• [Work instructions]: Hunt for the word "connected" across the entries below, copying each line that holds it.

(Records from a data source)
-------------------------

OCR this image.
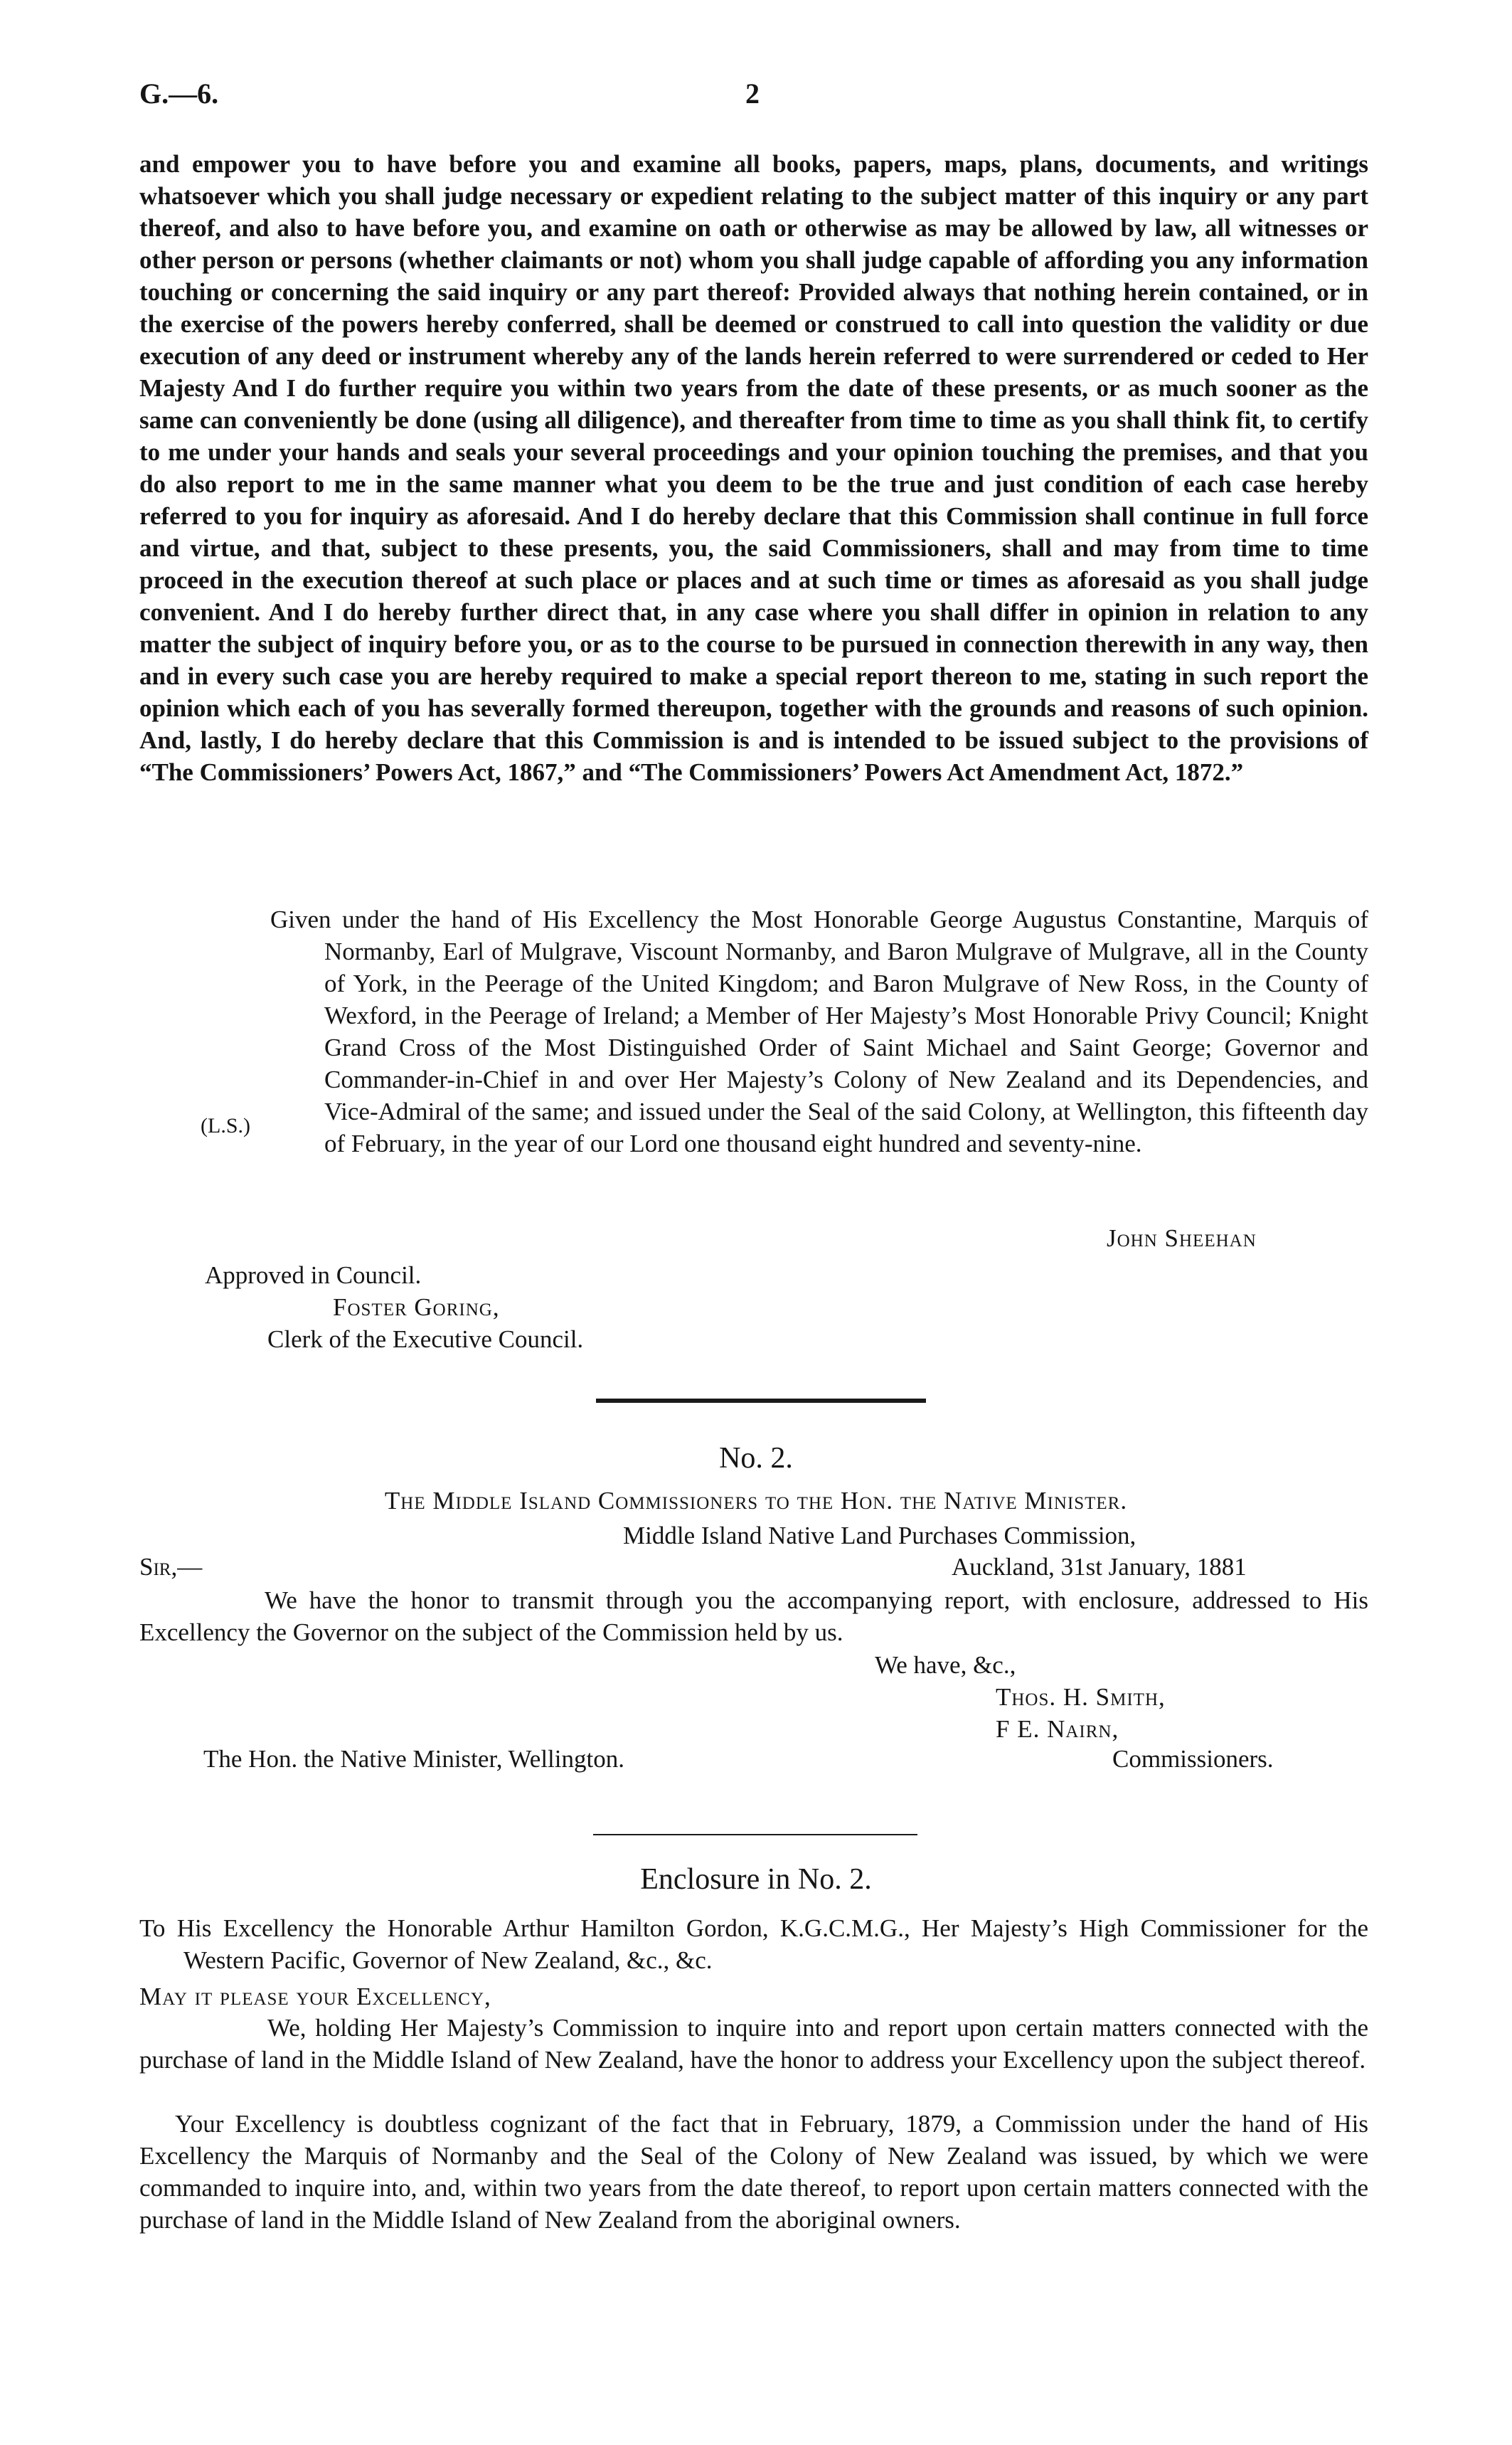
G.—6.	2
and empower you to have before you and examine all books, papers, maps, plans, documents, and writings whatsoever which you shall judge necessary or expedient relating to the subject matter of this inquiry or any part thereof, and also to have before you, and examine on oath or otherwise as may be allowed by law, all witnesses or other person or persons (whether claimants or not) whom you shall judge capable of affording you any information touching or concerning the said inquiry or any part thereof: Provided always that nothing herein contained, or in the exercise of the powers hereby conferred, shall be deemed or construed to call into question the validity or due execution of any deed or instrument whereby any of the lands herein referred to were surrendered or ceded to Her Majesty And I do further require you within two years from the date of these presents, or as much sooner as the same can conveniently be done (using all diligence), and thereafter from time to time as you shall think fit, to certify to me under your hands and seals your several proceedings and your opinion touching the premises, and that you do also report to me in the same manner what you deem to be the true and just condition of each case hereby referred to you for inquiry as aforesaid. And I do hereby declare that this Commission shall continue in full force and virtue, and that, subject to these presents, you, the said Commissioners, shall and may from time to time proceed in the execution thereof at such place or places and at such time or times as aforesaid as you shall judge convenient. And I do hereby further direct that, in any case where you shall differ in opinion in relation to any matter the subject of inquiry before you, or as to the course to be pursued in connection therewith in any way, then and in every such case you are hereby required to make a special report thereon to me, stating in such report the opinion which each of you has severally formed thereupon, together with the grounds and reasons of such opinion. And, lastly, I do hereby declare that this Commission is and is intended to be issued subject to the provisions of “The Commissioners’ Powers Act, 1867,” and “The Commissioners’ Powers Act Amendment Act, 1872.”
(L.S.)
Given under the hand of His Excellency the Most Honorable George Augustus Constantine, Marquis of Normanby, Earl of Mulgrave, Viscount Normanby, and Baron Mulgrave of Mulgrave, all in the County of York, in the Peerage of the United Kingdom; and Baron Mulgrave of New Ross, in the County of Wexford, in the Peerage of Ireland; a Member of Her Majesty’s Most Honorable Privy Council; Knight Grand Cross of the Most Distinguished Order of Saint Michael and Saint George; Governor and Commander-in-Chief in and over Her Majesty’s Colony of New Zealand and its Dependencies, and Vice-Admiral of the same; and issued under the Seal of the said Colony, at Wellington, this fifteenth day of February, in the year of our Lord one thousand eight hundred and seventy-nine.
John Sheehan
Approved in Council.
Foster Goring,
Clerk of the Executive Council.
No. 2.
The Middle Island Commissioners to the Hon. the Native Minister.
Middle Island Native Land Purchases Commission,
Sir,—	Auckland, 31st January, 1881
We have the honor to transmit through you the accompanying report, with enclosure, addressed to His Excellency the Governor on the subject of the Commission held by us.
We have, &c.,
Thos. H. Smith,
F E. Nairn,
The Hon. the Native Minister, Wellington.	Commissioners.
Enclosure in No. 2.
To His Excellency the Honorable Arthur Hamilton Gordon, K.G.C.M.G., Her Majesty’s High Commissioner for the Western Pacific, Governor of New Zealand, &c., &c.
May it please your Excellency,
We, holding Her Majesty’s Commission to inquire into and report upon certain matters connected with the purchase of land in the Middle Island of New Zealand, have the honor to address your Excellency upon the subject thereof.
Your Excellency is doubtless cognizant of the fact that in February, 1879, a Commission under the hand of His Excellency the Marquis of Normanby and the Seal of the Colony of New Zealand was issued, by which we were commanded to inquire into, and, within two years from the date thereof, to report upon certain matters connected with the purchase of land in the Middle Island of New Zealand from the aboriginal owners.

-------------------------

• [Complete output]:
We, holding Her Majesty’s Commission to inquire into and report upon certain matters connected with the purchase of land in the Middle Island of New Zealand, have the honor to address your Excellency upon the subject thereof.
Your Excellency is doubtless cognizant of the fact that in February, 1879, a Commission under the hand of His Excellency the Marquis of Normanby and the Seal of the Colony of New Zealand was issued, by which we were commanded to inquire into, and, within two years from the date thereof, to report upon certain matters connected with the purchase of land in the Middle Island of New Zealand from the aboriginal owners.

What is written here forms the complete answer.